Required tasks.
a. Can you return the passage of the Timothy Leary post from "A couple of" to "his last trip.", word for word?
b. Answer these questions using the Timothy Leary post, marking each answer (i), (ii) or (iii) to match:
(i) At what time did Leary die?
(ii) Whom was Leary speaking to on the phone when he said his last words?
(iii) What organization did John Perry Barlow found?
c. Does each statement agree with the Timothy Leary post? Answer yes or no and quote the words that decide it.
(i) John Perry Barlow founded the Electronic Frontier Foundation.
(ii) Leary spoke his last words to Barlow.
(iii) The message was sent on a Friday.

Source document.
· · · · ·
Fun_People Archive
31 May
Long Live Timothy Leary

Content-Type: text/plain
Mime-Version: 1.0 (NeXT Mail 3.3 v118.2)
From: Peter Langston <psl>
Date: Fri, 31 May 96 13:28:25 -0700
To: Fun_People
Subject: Long Live Timothy Leary

Forwarded-by: "Chuck Pliske" <>

John Perry Barlow,, probably needs no introduction to this
audience. Founder of the Electronic Frontier Foundation, Grateful Dead
lyricist and pounder of good and sometimes lost causes; Barlow speaks in
lyrics, gets people angry, and makes fun of things that beg to be made fun

When I woke this morning I learned of the death of Timothy Leary thru this
essay written by Barlow. It's beautiful. I wanted to share it with DaveNet

  ***Long Live Timothy Leary by John Perry Barlow

A couple of hours ago, at 12:45 am Beverly Hills time, my old friend and
the corrupter of my youth Timothy Leary made good on his promise to "give
death a better name or die trying." Willingly, peacefully, and unafraid, he
headed off on his last trip.

He spoke his last words a few hours before. On the phone to the mordant
William S. Burroughs he said, "I hope that someday I'm as funny as you are."
· · · · ·
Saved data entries

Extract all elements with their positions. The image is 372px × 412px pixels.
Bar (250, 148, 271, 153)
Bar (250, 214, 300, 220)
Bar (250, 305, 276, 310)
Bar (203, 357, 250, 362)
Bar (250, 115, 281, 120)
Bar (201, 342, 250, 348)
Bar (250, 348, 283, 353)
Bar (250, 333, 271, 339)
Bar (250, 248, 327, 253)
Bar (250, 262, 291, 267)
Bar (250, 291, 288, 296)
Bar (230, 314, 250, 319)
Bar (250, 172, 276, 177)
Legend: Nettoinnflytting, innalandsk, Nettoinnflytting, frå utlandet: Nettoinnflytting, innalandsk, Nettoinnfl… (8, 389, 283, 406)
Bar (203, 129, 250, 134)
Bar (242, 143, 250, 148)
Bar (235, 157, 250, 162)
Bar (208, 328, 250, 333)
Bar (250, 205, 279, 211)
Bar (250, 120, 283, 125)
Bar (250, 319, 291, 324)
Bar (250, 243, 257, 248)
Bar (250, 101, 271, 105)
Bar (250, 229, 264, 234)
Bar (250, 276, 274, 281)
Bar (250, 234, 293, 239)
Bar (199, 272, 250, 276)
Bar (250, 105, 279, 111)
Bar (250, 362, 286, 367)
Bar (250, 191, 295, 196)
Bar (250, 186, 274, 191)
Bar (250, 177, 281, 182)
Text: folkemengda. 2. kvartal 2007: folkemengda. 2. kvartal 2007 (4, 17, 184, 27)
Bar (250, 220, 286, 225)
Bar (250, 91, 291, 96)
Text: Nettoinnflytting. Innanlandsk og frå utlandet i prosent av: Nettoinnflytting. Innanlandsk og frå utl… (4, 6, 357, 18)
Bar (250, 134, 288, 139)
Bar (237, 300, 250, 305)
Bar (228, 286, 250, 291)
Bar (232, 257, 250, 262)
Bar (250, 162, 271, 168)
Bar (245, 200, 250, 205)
· · · · ·
Answers to the tasks.
a.
A couple of hours ago, at 12:45 am Beverly Hills time, my old friend and
the corrupter of my youth Timothy Leary made good on his promise to "give
death a better name or die trying." Willingly, peacefully, and unafraid, he
headed off on his last trip.

b.
(i) 12:45 am Beverly Hills time
(ii) William S. Burroughs
(iii) The Electronic Frontier Foundation

c.
(i) Yes: "Founder of the Electronic Frontier Foundation"
(ii) No: "On the phone to the mordant William S. Burroughs he said"
(iii) Yes: "Date: Fri, 31 May 96 13:28:25 -0700"